Where a line contains the word "month", copy that line in full.

Collected data entries

========

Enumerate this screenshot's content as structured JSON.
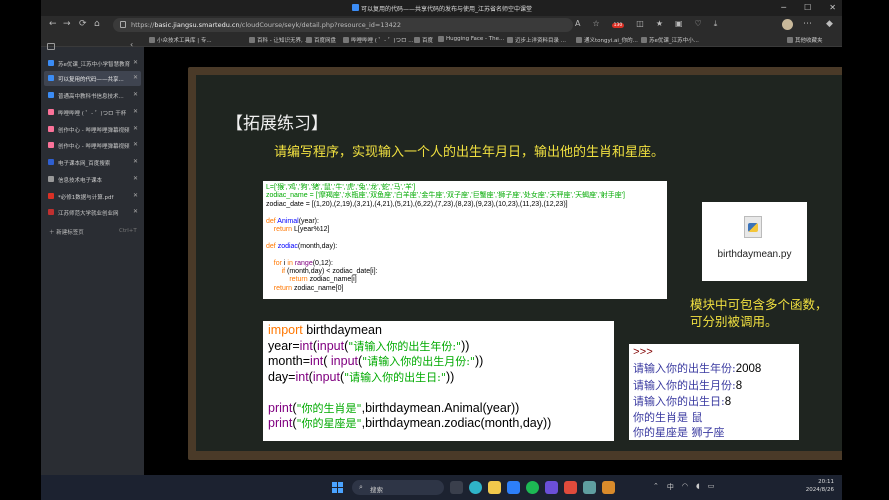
{
  "window": {
    "title": "可以复用的代码——共享代码的发布与使用_江苏省名师空中课堂",
    "controls": [
      "─",
      "☐",
      "✕"
    ]
  },
  "address_bar": {
    "url_prefix": "https://",
    "url_host": "basic.jiangsu.smartedu.cn",
    "url_path": "/cloudCourse/seyk/detail.php?resource_id=13422",
    "badge_count": "130",
    "nav": [
      "←",
      "→",
      "⟳",
      "⌂"
    ]
  },
  "bookmarks": [
    {
      "label": "小众技术工具库 | 专..."
    },
    {
      "label": "百科 - 让知识无界, ..."
    },
    {
      "label": "百度网盘"
    },
    {
      "label": "哔哩哔哩 ( ゜- ゜)つロ ..."
    },
    {
      "label": "百度"
    },
    {
      "label": "Hugging Face - The..."
    },
    {
      "label": "迈步上洋资料目录 ..."
    },
    {
      "label": "通义tongyi.ai_你的..."
    },
    {
      "label": "苏e优课_江苏中小..."
    },
    {
      "label": "其他收藏夹"
    }
  ],
  "sidebar": {
    "tabs": [
      {
        "label": "苏e优课_江苏中小学智慧教育",
        "active": false
      },
      {
        "label": "可以复用的代码——共享...",
        "active": true
      },
      {
        "label": "普通高中教科书信息技术...",
        "active": false
      },
      {
        "label": "哔哩哔哩 ( ゜- ゜)つロ 干杯",
        "active": false
      },
      {
        "label": "创作中心 - 哔哩哔哩弹幕视频",
        "active": false
      },
      {
        "label": "创作中心 - 哔哩哔哩弹幕视频",
        "active": false
      },
      {
        "label": "电子课本网_百度搜索",
        "active": false
      },
      {
        "label": "信息技术电子课本",
        "active": false
      },
      {
        "label": "*必修1数据与计算.pdf",
        "active": false
      },
      {
        "label": "江苏师范大学就业创业网",
        "active": false
      }
    ],
    "new_tab_label": "新建标签页",
    "new_tab_shortcut": "Ctrl+T"
  },
  "slide": {
    "heading": "【拓展练习】",
    "task": "请编写程序，实现输入一个人的出生年月日，输出他的生肖和星座。",
    "code_top": {
      "line1": "L=['猴','鸡','狗','猪','鼠','牛','虎','兔','龙','蛇','马','羊']",
      "line2": "zodiac_name = ['摩羯座','水瓶座','双鱼座','白羊座','金牛座','双子座','巨蟹座','狮子座','处女座','天秤座','天蝎座','射手座']",
      "line3": "zodiac_date = [(1,20),(2,19),(3,21),(4,21),(5,21),(6,22),(7,23),(8,23),(9,23),(10,23),(11,23),(12,23)]",
      "def1_kw": "def ",
      "def1_name": "Animal",
      "def1_rest": "(year):",
      "ret1_kw": "return ",
      "ret1_rest": "L[year%12]",
      "def2_kw": "def ",
      "def2_name": "zodiac",
      "def2_rest": "(month,day):",
      "for_kw": "for ",
      "for_mid": "i ",
      "in_kw": "in ",
      "range_fn": "range",
      "for_rest": "(0,12):",
      "if_kw": "if ",
      "if_rest": "(month,day) < zodiac_date[i]:",
      "ret2_kw": "return ",
      "ret2_rest": "zodiac_name[i]",
      "ret3_kw": "return ",
      "ret3_rest": "zodiac_name[0]"
    },
    "file_card": {
      "name": "birthdaymean.py"
    },
    "note_line1": "模块中可包含多个函数，",
    "note_line2": "可分别被调用。",
    "code_bottom": {
      "l1_kw": "import",
      "l1_rest": " birthdaymean",
      "l2_a": "year=",
      "l2_int": "int",
      "l2_b": "(",
      "l2_input": "input",
      "l2_c": "(",
      "l2_str": "\"请输入你的出生年份:\"",
      "l2_d": "))",
      "l3_a": "month=",
      "l3_int": "int",
      "l3_b": "( ",
      "l3_input": "input",
      "l3_c": "(",
      "l3_str": "\"请输入你的出生月份:\"",
      "l3_d": "))",
      "l4_a": "day=",
      "l4_int": "int",
      "l4_b": "(",
      "l4_input": "input",
      "l4_c": "(",
      "l4_str": "\"请输入你的出生日:\"",
      "l4_d": "))",
      "l5_print": "print",
      "l5_a": "(",
      "l5_str": "\"你的生肖是\"",
      "l5_b": ",birthdaymean.Animal(year))",
      "l6_print": "print",
      "l6_a": "(",
      "l6_str": "\"你的星座是\"",
      "l6_b": ",birthdaymean.zodiac(month,day))"
    },
    "shell": {
      "prompt": ">>>",
      "q1": "请输入你的出生年份:",
      "a1": "2008",
      "q2": "请输入你的出生月份:",
      "a2": "8",
      "q3": "请输入你的出生日:",
      "a3": "8",
      "r1": "你的生肖是 鼠",
      "r2": "你的星座是 狮子座"
    }
  },
  "taskbar": {
    "search_label": "搜索",
    "time": "20:11",
    "date": "2024/8/26"
  },
  "colors": {
    "board_bg": "#1f2520",
    "board_frame": "#4a3a28",
    "heading": "#f0f0f0",
    "task_text": "#f0e040",
    "keyword": "#ff7700",
    "builtin": "#800080",
    "string": "#00aa00"
  }
}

========

◆ **EXERCISE SOLUTION**:
      "def2_rest": "(month,day):",
      "if_rest": "(month,day) < zodiac_date[i]:",
      "l3_a": "month=",
      "l6_b": ",birthdaymean.zodiac(month,day))"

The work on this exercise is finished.